**WHAT TO WORK ON**
Return every line of the material exactly.
****************************************
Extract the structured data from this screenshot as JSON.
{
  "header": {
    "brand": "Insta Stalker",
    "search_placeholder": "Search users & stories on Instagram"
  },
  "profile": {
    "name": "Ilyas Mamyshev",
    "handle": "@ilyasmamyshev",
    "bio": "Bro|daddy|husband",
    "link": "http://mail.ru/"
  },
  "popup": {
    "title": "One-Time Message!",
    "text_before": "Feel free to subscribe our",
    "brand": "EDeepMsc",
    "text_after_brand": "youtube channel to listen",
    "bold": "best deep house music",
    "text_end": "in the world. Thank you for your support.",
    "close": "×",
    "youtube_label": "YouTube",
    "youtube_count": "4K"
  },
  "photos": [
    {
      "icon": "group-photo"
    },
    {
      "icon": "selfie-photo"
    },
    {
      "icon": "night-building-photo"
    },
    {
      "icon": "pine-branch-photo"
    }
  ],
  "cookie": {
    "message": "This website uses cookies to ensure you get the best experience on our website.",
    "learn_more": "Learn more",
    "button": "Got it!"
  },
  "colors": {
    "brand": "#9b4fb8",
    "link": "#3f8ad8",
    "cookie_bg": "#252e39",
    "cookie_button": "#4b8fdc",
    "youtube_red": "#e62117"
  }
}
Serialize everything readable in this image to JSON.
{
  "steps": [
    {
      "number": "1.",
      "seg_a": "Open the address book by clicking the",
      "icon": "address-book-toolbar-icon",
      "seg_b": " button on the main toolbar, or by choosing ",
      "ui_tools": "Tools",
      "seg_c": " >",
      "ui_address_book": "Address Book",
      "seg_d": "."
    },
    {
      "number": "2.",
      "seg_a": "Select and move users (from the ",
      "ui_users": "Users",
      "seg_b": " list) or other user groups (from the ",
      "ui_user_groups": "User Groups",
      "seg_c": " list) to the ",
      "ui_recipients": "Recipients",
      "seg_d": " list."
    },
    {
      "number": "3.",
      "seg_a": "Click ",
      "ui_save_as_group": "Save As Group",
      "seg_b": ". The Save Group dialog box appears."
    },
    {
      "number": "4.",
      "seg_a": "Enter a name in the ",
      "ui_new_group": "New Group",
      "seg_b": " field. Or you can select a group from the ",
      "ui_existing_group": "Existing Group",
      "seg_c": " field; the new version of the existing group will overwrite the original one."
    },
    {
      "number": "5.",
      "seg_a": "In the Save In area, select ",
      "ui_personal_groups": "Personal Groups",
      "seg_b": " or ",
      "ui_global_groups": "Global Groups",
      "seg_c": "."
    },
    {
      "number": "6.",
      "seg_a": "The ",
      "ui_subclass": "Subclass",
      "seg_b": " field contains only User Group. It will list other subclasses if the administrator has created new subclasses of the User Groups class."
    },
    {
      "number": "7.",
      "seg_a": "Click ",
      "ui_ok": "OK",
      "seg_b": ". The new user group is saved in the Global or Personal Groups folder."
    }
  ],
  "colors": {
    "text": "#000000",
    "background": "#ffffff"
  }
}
****************************************
**RESULT**
Extract the structured data from this screenshot as JSON.
{
  "header": {
    "brand": "Insta Stalker",
    "search_placeholder": "Search users & stories on Instagram"
  },
  "profile": {
    "name": "Ilyas Mamyshev",
    "handle": "@ilyasmamyshev",
    "bio": "Bro|daddy|husband",
    "link": "http://mail.ru/"
  },
  "popup": {
    "title": "One-Time Message!",
    "text_before": "Feel free to subscribe our",
    "brand": "EDeepMsc",
    "text_after_brand": "youtube channel to listen",
    "bold": "best deep house music",
    "text_end": "in the world. Thank you for your support.",
    "close": "×",
    "youtube_label": "YouTube",
    "youtube_count": "4K"
  },
  "photos": [
    {
      "icon": "group-photo"
    },
    {
      "icon": "selfie-photo"
    },
    {
      "icon": "night-building-photo"
    },
    {
      "icon": "pine-branch-photo"
    }
  ],
  "cookie": {
    "message": "This website uses cookies to ensure you get the best experience on our website.",
    "learn_more": "Learn more",
    "button": "Got it!"
  },
  "colors": {
    "brand": "#9b4fb8",
    "link": "#3f8ad8",
    "cookie_bg": "#252e39",
    "cookie_button": "#4b8fdc",
    "youtube_red": "#e62117"
  }
}
Serialize everything readable in this image to JSON.
{
  "steps": [
    {
      "number": "1.",
      "seg_a": "Open the address book by clicking the",
      "icon": "address-book-toolbar-icon",
      "seg_b": " button on the main toolbar, or by choosing ",
      "ui_tools": "Tools",
      "seg_c": " >",
      "ui_address_book": "Address Book",
      "seg_d": "."
    },
    {
      "number": "2.",
      "seg_a": "Select and move users (from the ",
      "ui_users": "Users",
      "seg_b": " list) or other user groups (from the ",
      "ui_user_groups": "User Groups",
      "seg_c": " list) to the ",
      "ui_recipients": "Recipients",
      "seg_d": " list."
    },
    {
      "number": "3.",
      "seg_a": "Click ",
      "ui_save_as_group": "Save As Group",
      "seg_b": ". The Save Group dialog box appears."
    },
    {
      "number": "4.",
      "seg_a": "Enter a name in the ",
      "ui_new_group": "New Group",
      "seg_b": " field. Or you can select a group from the ",
      "ui_existing_group": "Existing Group",
      "seg_c": " field; the new version of the existing group will overwrite the original one."
    },
    {
      "number": "5.",
      "seg_a": "In the Save In area, select ",
      "ui_personal_groups": "Personal Groups",
      "seg_b": " or ",
      "ui_global_groups": "Global Groups",
      "seg_c": "."
    },
    {
      "number": "6.",
      "seg_a": "The ",
      "ui_subclass": "Subclass",
      "seg_b": " field contains only User Group. It will list other subclasses if the administrator has created new subclasses of the User Groups class."
    },
    {
      "number": "7.",
      "seg_a": "Click ",
      "ui_ok": "OK",
      "seg_b": ". The new user group is saved in the Global or Personal Groups folder."
    }
  ],
  "colors": {
    "text": "#000000",
    "background": "#ffffff"
  }
}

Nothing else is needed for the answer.